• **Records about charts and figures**
********

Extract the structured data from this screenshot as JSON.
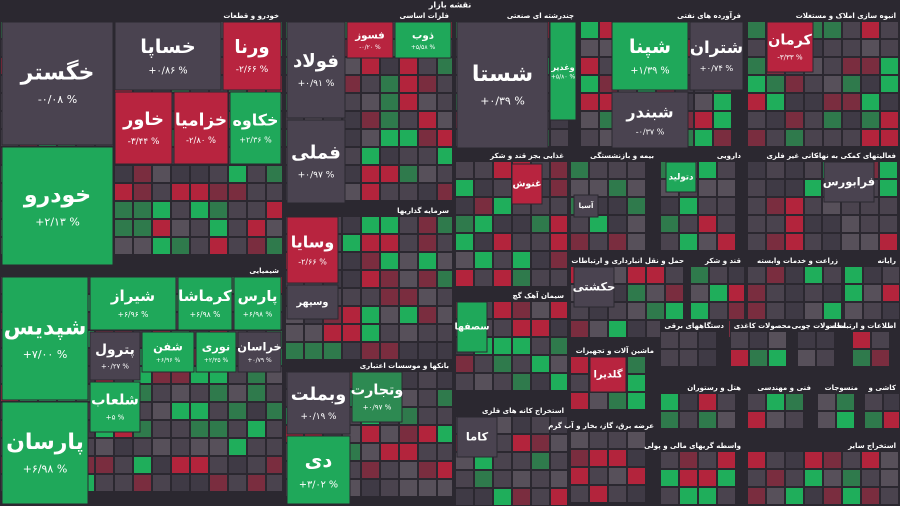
{
  "header": {
    "title": "نقشه بازار"
  },
  "sectors": [
    {
      "title": "خودرو و قطعات",
      "tiles": [
        {
          "name": "خگستر",
          "change": "-۰/۰۸ %",
          "color": "#4a4350"
        },
        {
          "name": "خودرو",
          "change": "+۲/۱۳ %",
          "color": "#1fa85a"
        },
        {
          "name": "خساپا",
          "change": "+۰/۸۶ %",
          "color": "#4a4350"
        },
        {
          "name": "ورنا",
          "change": "-۲/۶۶ %",
          "color": "#b8243f"
        },
        {
          "name": "خاور",
          "change": "-۳/۴۴ %",
          "color": "#b8243f"
        },
        {
          "name": "خزامیا",
          "change": "-۲/۸۰ %",
          "color": "#b8243f"
        },
        {
          "name": "خکاوه",
          "change": "+۲/۳۶ %",
          "color": "#1fa85a"
        }
      ]
    },
    {
      "title": "شیمیایی",
      "tiles": [
        {
          "name": "شپدیس",
          "change": "+۷/۰۰ %",
          "color": "#1fa85a"
        },
        {
          "name": "پارسان",
          "change": "+۶/۹۸ %",
          "color": "#1fa85a"
        },
        {
          "name": "شیراز",
          "change": "+۶/۹۶ %",
          "color": "#1fa85a"
        },
        {
          "name": "کرماشا",
          "change": "+۶/۹۸ %",
          "color": "#1fa85a"
        },
        {
          "name": "پارس",
          "change": "+۶/۹۸ %",
          "color": "#1fa85a"
        },
        {
          "name": "پترول",
          "change": "+۰/۲۷ %",
          "color": "#4a4350"
        },
        {
          "name": "شفن",
          "change": "+۶/۹۶ %",
          "color": "#1fa85a"
        },
        {
          "name": "نوری",
          "change": "+۲/۳۵ %",
          "color": "#1fa85a"
        },
        {
          "name": "خراسان",
          "change": "+۰/۷۹ %",
          "color": "#4a4350"
        },
        {
          "name": "شلعاب",
          "change": "+۵ %",
          "color": "#1fa85a"
        }
      ]
    },
    {
      "title": "فلزات اساسی",
      "tiles": [
        {
          "name": "فولاد",
          "change": "+۰/۹۱ %",
          "color": "#4a4350"
        },
        {
          "name": "فملی",
          "change": "+۰/۹۷ %",
          "color": "#4a4350"
        },
        {
          "name": "فسوز",
          "change": "-۰/۲۰ %",
          "color": "#b8243f"
        },
        {
          "name": "ذوب",
          "change": "+۵/۵۸ %",
          "color": "#1fa85a"
        }
      ]
    },
    {
      "title": "سرمایه گذاریها",
      "tiles": [
        {
          "name": "وسایا",
          "change": "-۲/۶۶ %",
          "color": "#b8243f"
        },
        {
          "name": "وسپهر",
          "color": "#4a4350"
        }
      ]
    },
    {
      "title": "بانکها و موسسات اعتباری",
      "tiles": [
        {
          "name": "وبملت",
          "change": "+۰/۱۹ %",
          "color": "#4a4350"
        },
        {
          "name": "دی",
          "change": "+۳/۰۲ %",
          "color": "#1fa85a"
        },
        {
          "name": "وتجارت",
          "change": "+۰/۹۷ %",
          "color": "#2d8a52"
        }
      ]
    },
    {
      "title": "چندرشته ای صنعتی",
      "tiles": [
        {
          "name": "شستا",
          "change": "+۰/۳۹ %",
          "color": "#4a4350"
        },
        {
          "name": "وغدیر",
          "change": "+۵/۸۰ %",
          "color": "#1fa85a"
        }
      ]
    },
    {
      "title": "فرآورده های نفتی",
      "tiles": [
        {
          "name": "شپنا",
          "change": "+۱/۳۹ %",
          "color": "#1fa85a"
        },
        {
          "name": "شتران",
          "change": "+۰/۷۴ %",
          "color": "#4a4350"
        },
        {
          "name": "شبندر",
          "change": "-۰/۳۷ %",
          "color": "#4a4350"
        }
      ]
    },
    {
      "title": "انبوه سازی املاک و مستغلات",
      "tiles": [
        {
          "name": "کرمان",
          "change": "-۳/۳۳ %",
          "color": "#b8243f"
        }
      ]
    },
    {
      "title": "غذایی بجز قند و شکر",
      "tiles": [
        {
          "name": "غنوش",
          "color": "#b8243f"
        }
      ]
    },
    {
      "title": "بیمه و بازنشستگی",
      "tiles": [
        {
          "name": "آسیا",
          "color": "#4a4350"
        }
      ]
    },
    {
      "title": "دارویی",
      "tiles": [
        {
          "name": "دتولید",
          "color": "#1fa85a"
        }
      ]
    },
    {
      "title": "کانی غیر فلزی"
    },
    {
      "title": "فعالیتهای کمکی به نهاد",
      "tiles": [
        {
          "name": "فرابورس",
          "color": "#4a4350"
        }
      ]
    },
    {
      "title": "سیمان آهک گچ",
      "tiles": [
        {
          "name": "سصفها",
          "color": "#1fa85a"
        }
      ]
    },
    {
      "title": "استخراج کانه های فلزی",
      "tiles": [
        {
          "name": "کاما",
          "color": "#4a4350"
        }
      ]
    },
    {
      "title": "حمل و نقل انبارداری و ارتباطات",
      "tiles": [
        {
          "name": "حکشتی",
          "color": "#4a4350"
        }
      ]
    },
    {
      "title": "قند و شکر"
    },
    {
      "title": "زراعت و خدمات وابسته"
    },
    {
      "title": "رایانه"
    },
    {
      "title": "ماشین آلات و تجهیزات",
      "tiles": [
        {
          "name": "گلدیرا",
          "color": "#b8243f"
        }
      ]
    },
    {
      "title": "دستگاههای برقی"
    },
    {
      "title": "محصولات کاغذی"
    },
    {
      "title": "محصولات چوبی"
    },
    {
      "title": "اطلاعات و ارتباطات"
    },
    {
      "title": "هتل و رستوران"
    },
    {
      "title": "فنی و مهندسی"
    },
    {
      "title": "منسوجات"
    },
    {
      "title": "کاشی و"
    },
    {
      "title": "عرضه برق، گاز، بخار و آب گرم"
    },
    {
      "title": "واسطه گریهای مالی و پولی"
    },
    {
      "title": "استخراج سایر"
    }
  ]
}
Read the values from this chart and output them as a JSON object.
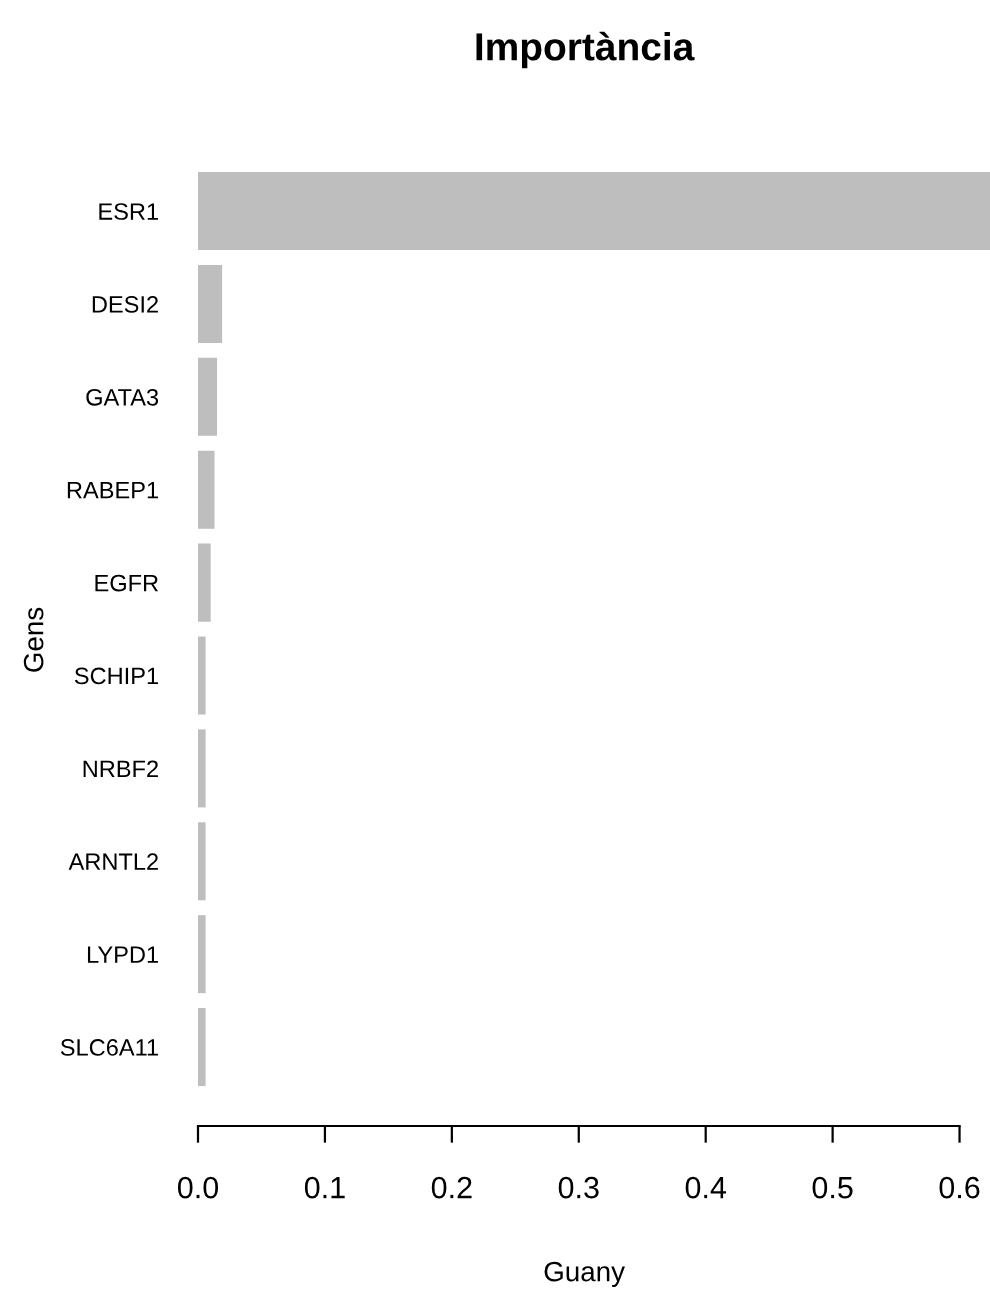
{
  "chart_data": {
    "type": "bar",
    "orientation": "horizontal",
    "title": "Importància",
    "xlabel": "Guany",
    "ylabel": "Gens",
    "categories": [
      "ESR1",
      "DESI2",
      "GATA3",
      "RABEP1",
      "EGFR",
      "SCHIP1",
      "NRBF2",
      "ARNTL2",
      "LYPD1",
      "SLC6A11"
    ],
    "values": [
      0.624,
      0.019,
      0.015,
      0.013,
      0.01,
      0.006,
      0.006,
      0.006,
      0.006,
      0.006
    ],
    "color": "#bebebe",
    "xlim": [
      0,
      0.624
    ],
    "xticks": [
      {
        "value": 0,
        "label": "0.0"
      },
      0.1,
      0.2,
      0.3,
      0.4,
      0.5,
      0.6
    ],
    "grid": false,
    "legend": false
  }
}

********

• **WHAT IS NEEDED**
An exact transcription of all the entries is required, without the pictures.

• **EXPECTED ANSWER**
Extract the structured data from this screenshot as JSON.
{
  "header": {
    "title": "نقشه بازار"
  },
  "sectors": [
    {
      "title": "خودرو و قطعات",
      "tiles": [
        {
          "name": "خگستر",
          "change": "-۰/۰۸ %",
          "color": "#4a4350"
        },
        {
          "name": "خودرو",
          "change": "+۲/۱۳ %",
          "color": "#1fa85a"
        },
        {
          "name": "خساپا",
          "change": "+۰/۸۶ %",
          "color": "#4a4350"
        },
        {
          "name": "ورنا",
          "change": "-۲/۶۶ %",
          "color": "#b8243f"
        },
        {
          "name": "خاور",
          "change": "-۳/۴۴ %",
          "color": "#b8243f"
        },
        {
          "name": "خزامیا",
          "change": "-۲/۸۰ %",
          "color": "#b8243f"
        },
        {
          "name": "خکاوه",
          "change": "+۲/۳۶ %",
          "color": "#1fa85a"
        }
      ]
    },
    {
      "title": "شیمیایی",
      "tiles": [
        {
          "name": "شپدیس",
          "change": "+۷/۰۰ %",
          "color": "#1fa85a"
        },
        {
          "name": "پارسان",
          "change": "+۶/۹۸ %",
          "color": "#1fa85a"
        },
        {
          "name": "شیراز",
          "change": "+۶/۹۶ %",
          "color": "#1fa85a"
        },
        {
          "name": "کرماشا",
          "change": "+۶/۹۸ %",
          "color": "#1fa85a"
        },
        {
          "name": "پارس",
          "change": "+۶/۹۸ %",
          "color": "#1fa85a"
        },
        {
          "name": "پترول",
          "change": "+۰/۲۷ %",
          "color": "#4a4350"
        },
        {
          "name": "شفن",
          "change": "+۶/۹۶ %",
          "color": "#1fa85a"
        },
        {
          "name": "نوری",
          "change": "+۲/۳۵ %",
          "color": "#1fa85a"
        },
        {
          "name": "خراسان",
          "change": "+۰/۷۹ %",
          "color": "#4a4350"
        },
        {
          "name": "شلعاب",
          "change": "+۵ %",
          "color": "#1fa85a"
        }
      ]
    },
    {
      "title": "فلزات اساسی",
      "tiles": [
        {
          "name": "فولاد",
          "change": "+۰/۹۱ %",
          "color": "#4a4350"
        },
        {
          "name": "فملی",
          "change": "+۰/۹۷ %",
          "color": "#4a4350"
        },
        {
          "name": "فسوز",
          "change": "-۰/۲۰ %",
          "color": "#b8243f"
        },
        {
          "name": "ذوب",
          "change": "+۵/۵۸ %",
          "color": "#1fa85a"
        }
      ]
    },
    {
      "title": "سرمایه گذاریها",
      "tiles": [
        {
          "name": "وسایا",
          "change": "-۲/۶۶ %",
          "color": "#b8243f"
        },
        {
          "name": "وسپهر",
          "color": "#4a4350"
        }
      ]
    },
    {
      "title": "بانکها و موسسات اعتباری",
      "tiles": [
        {
          "name": "وبملت",
          "change": "+۰/۱۹ %",
          "color": "#4a4350"
        },
        {
          "name": "دی",
          "change": "+۳/۰۲ %",
          "color": "#1fa85a"
        },
        {
          "name": "وتجارت",
          "change": "+۰/۹۷ %",
          "color": "#2d8a52"
        }
      ]
    },
    {
      "title": "چندرشته ای صنعتی",
      "tiles": [
        {
          "name": "شستا",
          "change": "+۰/۳۹ %",
          "color": "#4a4350"
        },
        {
          "name": "وغدیر",
          "change": "+۵/۸۰ %",
          "color": "#1fa85a"
        }
      ]
    },
    {
      "title": "فرآورده های نفتی",
      "tiles": [
        {
          "name": "شپنا",
          "change": "+۱/۳۹ %",
          "color": "#1fa85a"
        },
        {
          "name": "شتران",
          "change": "+۰/۷۴ %",
          "color": "#4a4350"
        },
        {
          "name": "شبندر",
          "change": "-۰/۳۷ %",
          "color": "#4a4350"
        }
      ]
    },
    {
      "title": "انبوه سازی املاک و مستغلات",
      "tiles": [
        {
          "name": "کرمان",
          "change": "-۳/۳۳ %",
          "color": "#b8243f"
        }
      ]
    },
    {
      "title": "غذایی بجز قند و شکر",
      "tiles": [
        {
          "name": "غنوش",
          "color": "#b8243f"
        }
      ]
    },
    {
      "title": "بیمه و بازنشستگی",
      "tiles": [
        {
          "name": "آسیا",
          "color": "#4a4350"
        }
      ]
    },
    {
      "title": "دارویی",
      "tiles": [
        {
          "name": "دتولید",
          "color": "#1fa85a"
        }
      ]
    },
    {
      "title": "کانی غیر فلزی"
    },
    {
      "title": "فعالیتهای کمکی به نهاد",
      "tiles": [
        {
          "name": "فرابورس",
          "color": "#4a4350"
        }
      ]
    },
    {
      "title": "سیمان آهک گچ",
      "tiles": [
        {
          "name": "سصفها",
          "color": "#1fa85a"
        }
      ]
    },
    {
      "title": "استخراج کانه های فلزی",
      "tiles": [
        {
          "name": "کاما",
          "color": "#4a4350"
        }
      ]
    },
    {
      "title": "حمل و نقل انبارداری و ارتباطات",
      "tiles": [
        {
          "name": "حکشتی",
          "color": "#4a4350"
        }
      ]
    },
    {
      "title": "قند و شکر"
    },
    {
      "title": "زراعت و خدمات وابسته"
    },
    {
      "title": "رایانه"
    },
    {
      "title": "ماشین آلات و تجهیزات",
      "tiles": [
        {
          "name": "گلدیرا",
          "color": "#b8243f"
        }
      ]
    },
    {
      "title": "دستگاههای برقی"
    },
    {
      "title": "محصولات کاغذی"
    },
    {
      "title": "محصولات چوبی"
    },
    {
      "title": "اطلاعات و ارتباطات"
    },
    {
      "title": "هتل و رستوران"
    },
    {
      "title": "فنی و مهندسی"
    },
    {
      "title": "منسوجات"
    },
    {
      "title": "کاشی و"
    },
    {
      "title": "عرضه برق، گاز، بخار و آب گرم"
    },
    {
      "title": "واسطه گریهای مالی و پولی"
    },
    {
      "title": "استخراج سایر"
    }
  ]
}
Read the values from this chart and output them as a JSON object.
{
  "chart_data": {
    "type": "bar",
    "orientation": "horizontal",
    "title": "Importància",
    "xlabel": "Guany",
    "ylabel": "Gens",
    "categories": [
      "ESR1",
      "DESI2",
      "GATA3",
      "RABEP1",
      "EGFR",
      "SCHIP1",
      "NRBF2",
      "ARNTL2",
      "LYPD1",
      "SLC6A11"
    ],
    "values": [
      0.624,
      0.019,
      0.015,
      0.013,
      0.01,
      0.006,
      0.006,
      0.006,
      0.006,
      0.006
    ],
    "color": "#bebebe",
    "xlim": [
      0,
      0.624
    ],
    "xticks": [
      {
        "value": 0,
        "label": "0.0"
      },
      0.1,
      0.2,
      0.3,
      0.4,
      0.5,
      0.6
    ],
    "grid": false,
    "legend": false
  }
}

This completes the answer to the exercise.